*The exercise*
Where a line in the listing below contains the word "didn", copy that line.

* Begin *

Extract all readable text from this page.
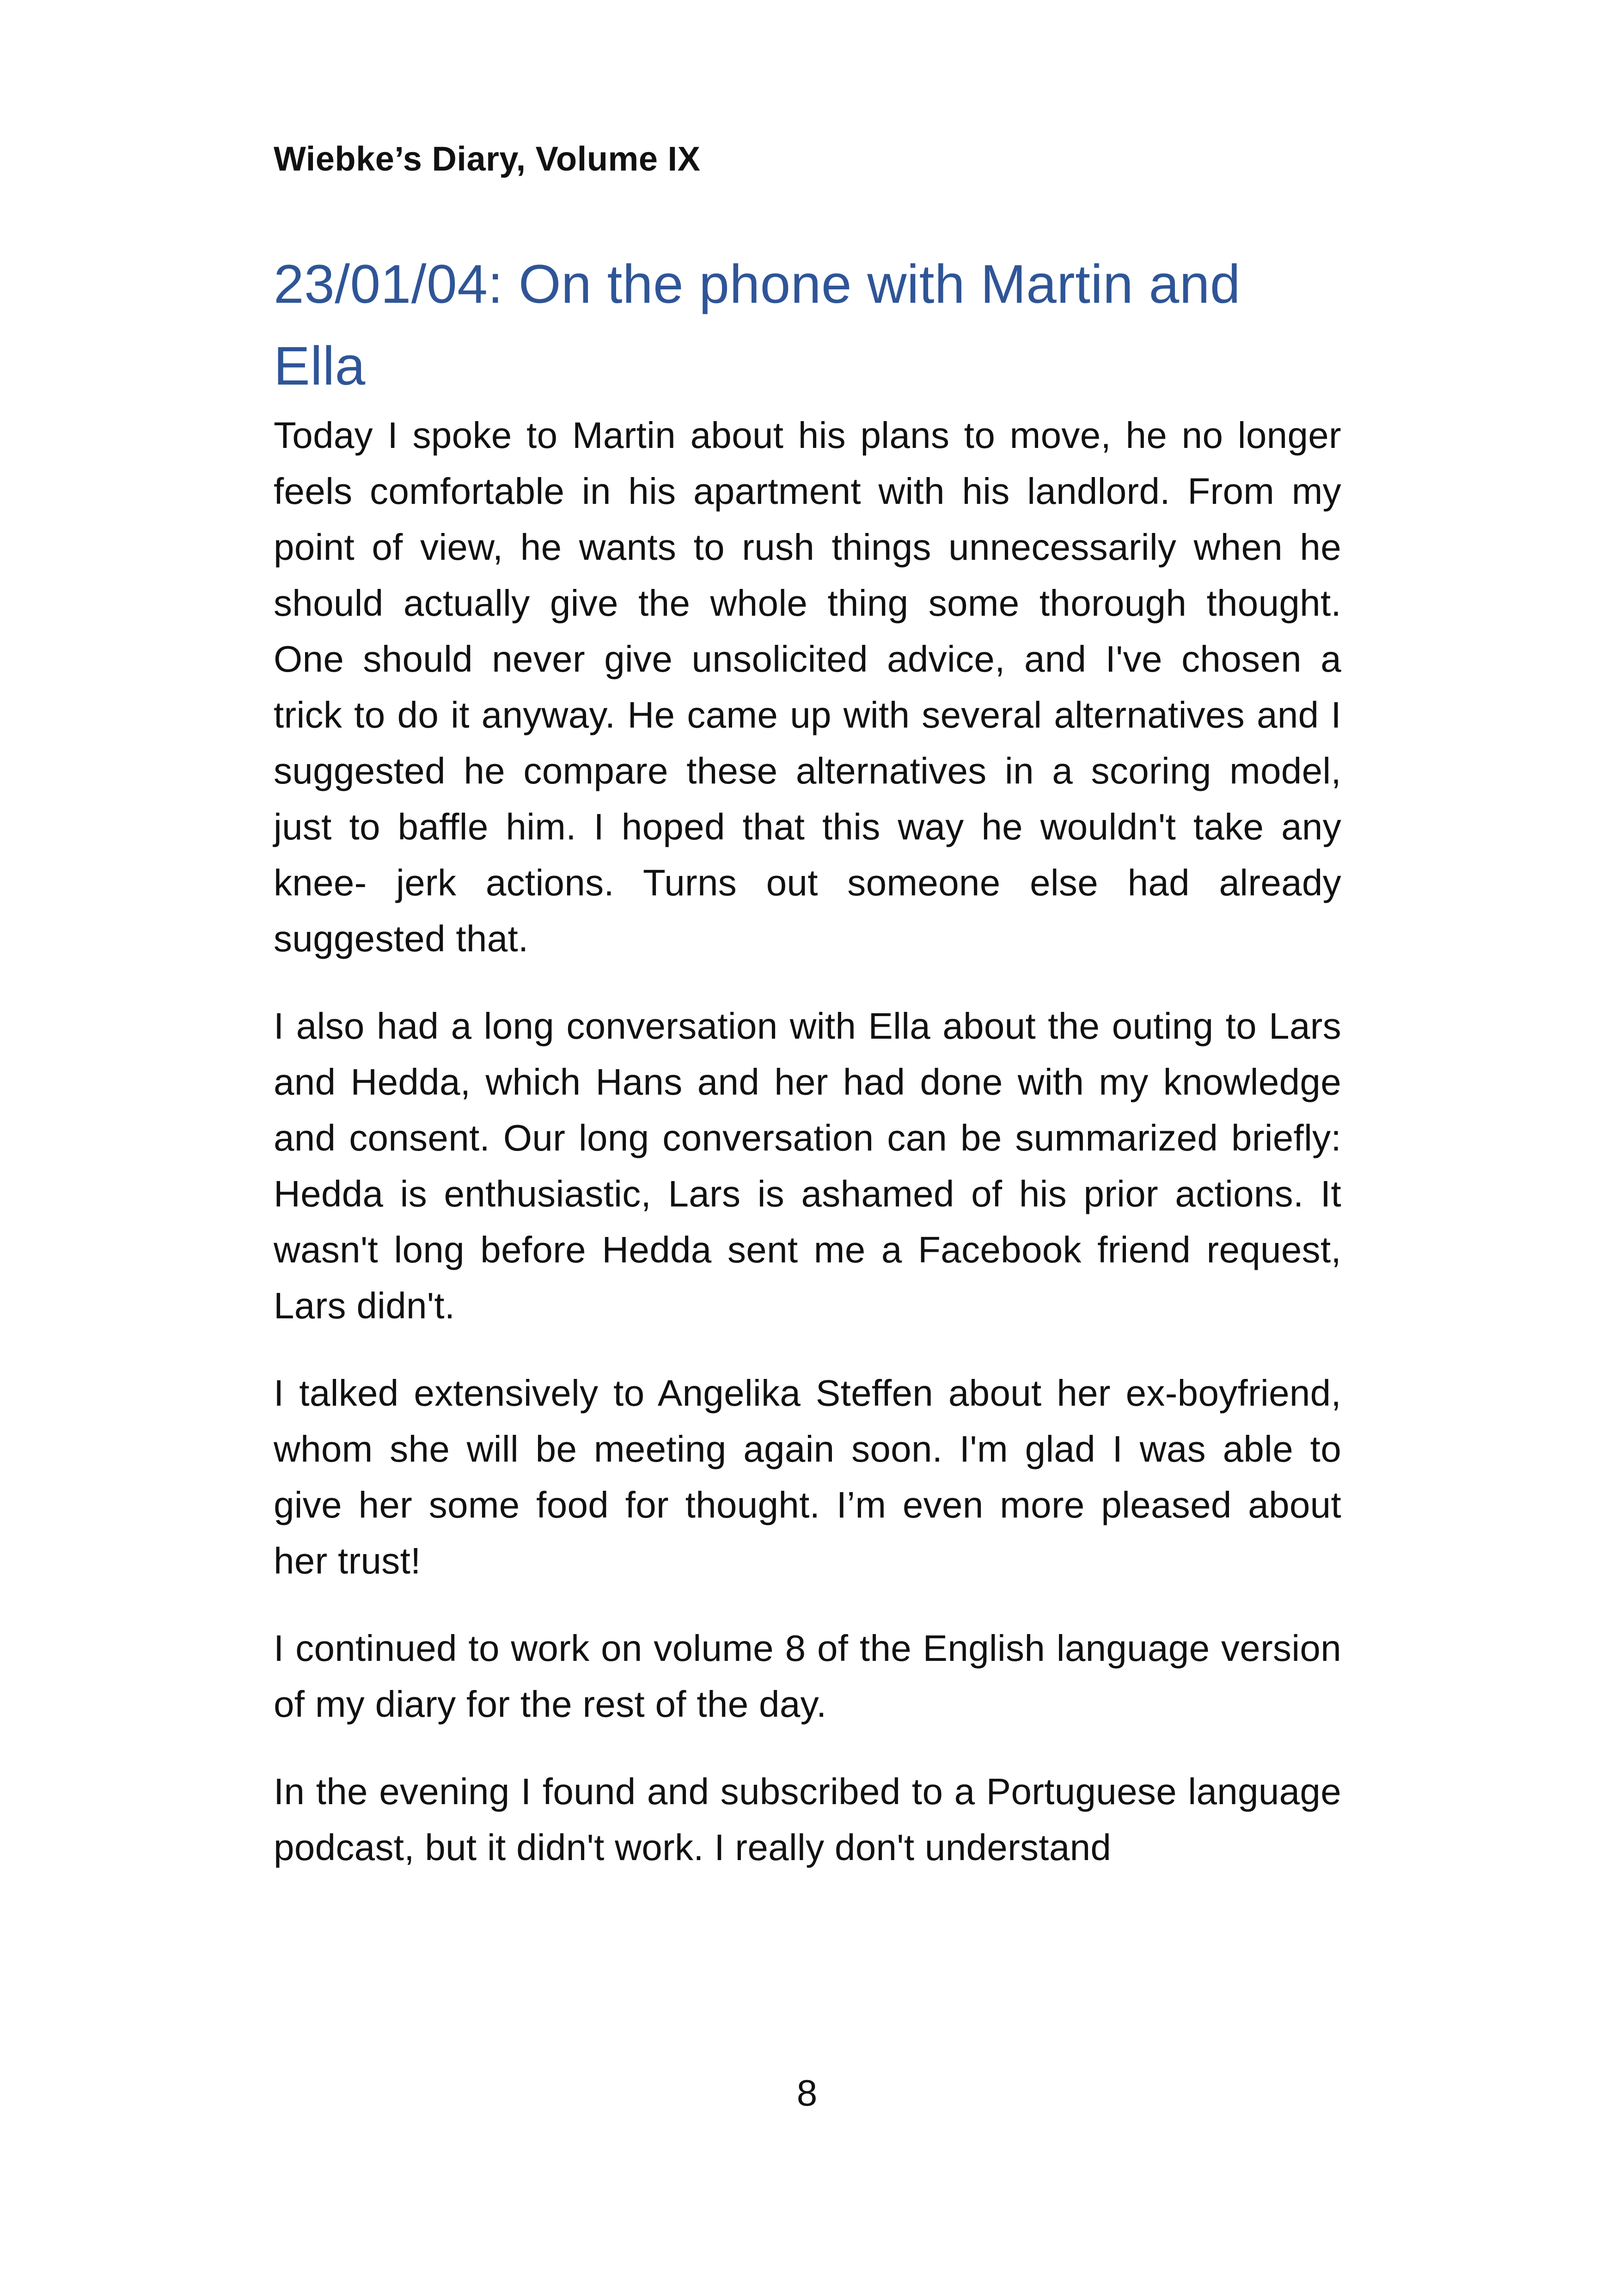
Wiebke’s Diary, Volume IX

23/01/04: On the phone with Martin and Ella

Today I spoke to Martin about his plans to move, he no longer feels comfortable in his apartment with his landlord. From my point of view, he wants to rush things unnecessarily when he should actually give the whole thing some thorough thought. One should never give unsolicited advice, and I've chosen a trick to do it anyway. He came up with several alternatives and I suggested he compare these alternatives in a scoring model, just to baffle him. I hoped that this way he wouldn't take any knee- jerk actions. Turns out someone else had already suggested that.

I also had a long conversation with Ella about the outing to Lars and Hedda, which Hans and her had done with my knowledge and consent. Our long conversation can be summarized briefly: Hedda is enthusiastic, Lars is ashamed of his prior actions. It wasn't long before Hedda sent me a Facebook friend request, Lars didn't.

I talked extensively to Angelika Steffen about her ex-boyfriend, whom she will be meeting again soon. I'm glad I was able to give her some food for thought. I’m even more pleased about her trust!

I continued to work on volume 8 of the English language version of my diary for the rest of the day.

In the evening I found and subscribed to a Portuguese language podcast, but it didn't work. I really don't understand

8
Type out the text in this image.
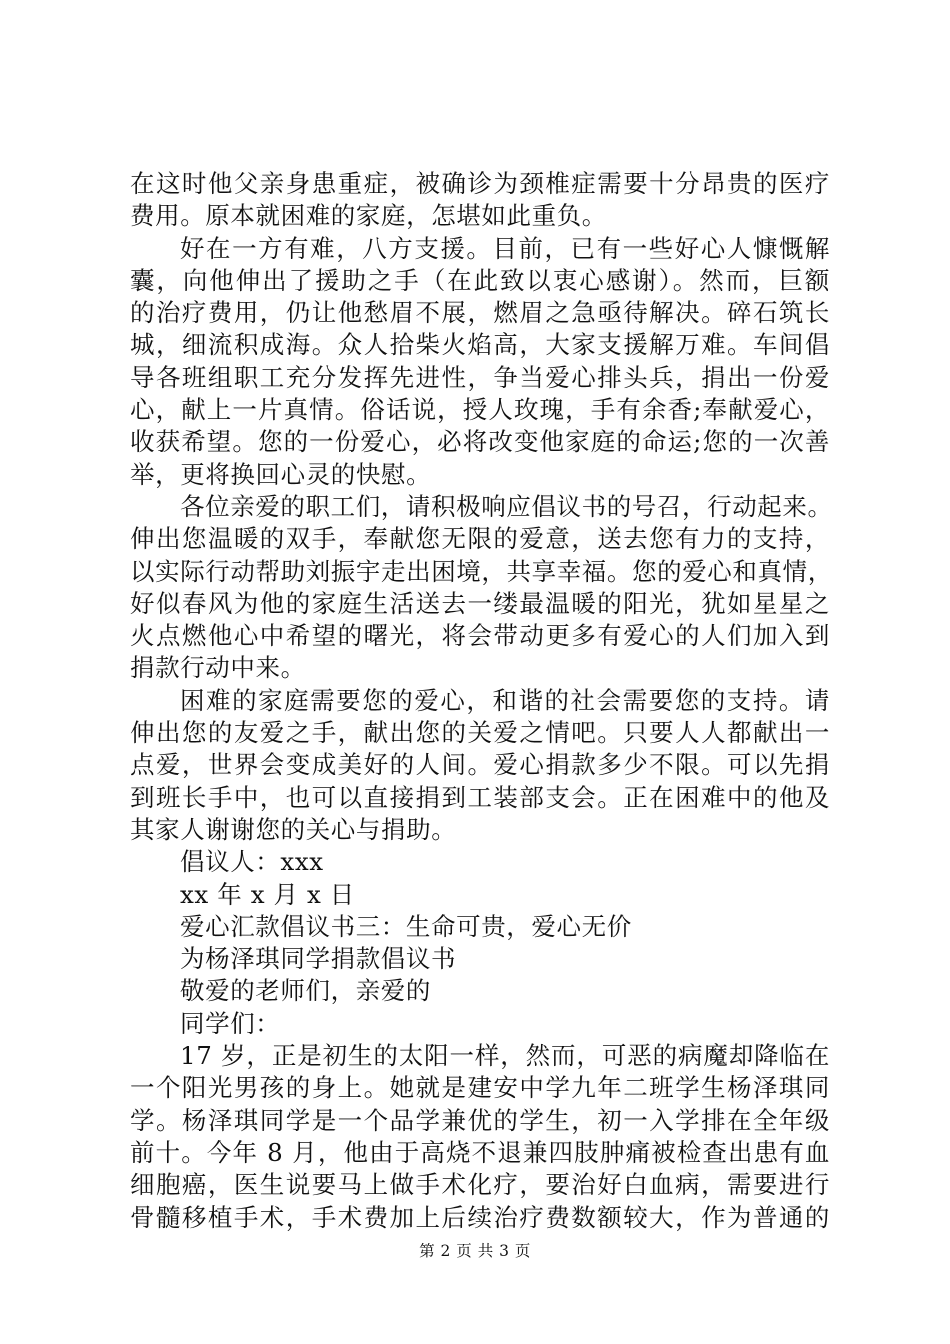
在这时他父亲身患重症，被确诊为颈椎症需要十分昂贵的医疗
费用。原本就困难的家庭，怎堪如此重负。
好在一方有难，八方支援。目前，已有一些好心人慷慨解
囊，向他伸出了援助之手（在此致以衷心感谢）。然而，巨额
的治疗费用，仍让他愁眉不展，燃眉之急亟待解决。碎石筑长
城，细流积成海。众人拾柴火焰高，大家支援解万难。车间倡
导各班组职工充分发挥先进性，争当爱心排头兵，捐出一份爱
心，献上一片真情。俗话说，授人玫瑰，手有余香;奉献爱心，
收获希望。您的一份爱心，必将改变他家庭的命运;您的一次善
举，更将换回心灵的快慰。
各位亲爱的职工们，请积极响应倡议书的号召，行动起来。
伸出您温暖的双手，奉献您无限的爱意，送去您有力的支持，
以实际行动帮助刘振宇走出困境，共享幸福。您的爱心和真情，
好似春风为他的家庭生活送去一缕最温暖的阳光，犹如星星之
火点燃他心中希望的曙光，将会带动更多有爱心的人们加入到
捐款行动中来。
困难的家庭需要您的爱心，和谐的社会需要您的支持。请
伸出您的友爱之手，献出您的关爱之情吧。只要人人都献出一
点爱，世界会变成美好的人间。爱心捐款多少不限。可以先捐
到班长手中，也可以直接捐到工装部支会。正在困难中的他及
其家人谢谢您的关心与捐助。
倡议人：xxx
xx 年 x 月 x 日
爱心汇款倡议书三：生命可贵，爱心无价
为杨泽琪同学捐款倡议书
敬爱的老师们，亲爱的
同学们：
17 岁，正是初生的太阳一样，然而，可恶的病魔却降临在
一个阳光男孩的身上。她就是建安中学九年二班学生杨泽琪同
学。杨泽琪同学是一个品学兼优的学生，初一入学排在全年级
前十。今年 8 月，他由于高烧不退兼四肢肿痛被检查出患有血
细胞癌，医生说要马上做手术化疗，要治好白血病，需要进行
骨髓移植手术，手术费加上后续治疗费数额较大，作为普通的
第 2 页 共 3 页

* End *

*Exercise response*
I also had a long conversation with Ella about the outing to Lars and Hedda, which Hans and her had done with my knowledge and consent. Our long conversation can be summarized briefly: Hedda is enthusiastic, Lars is ashamed of his prior actions. It wasn't long before Hedda sent me a Facebook friend request, Lars didn't.
In the evening I found and subscribed to a Portuguese language podcast, but it didn't work. I really don't understand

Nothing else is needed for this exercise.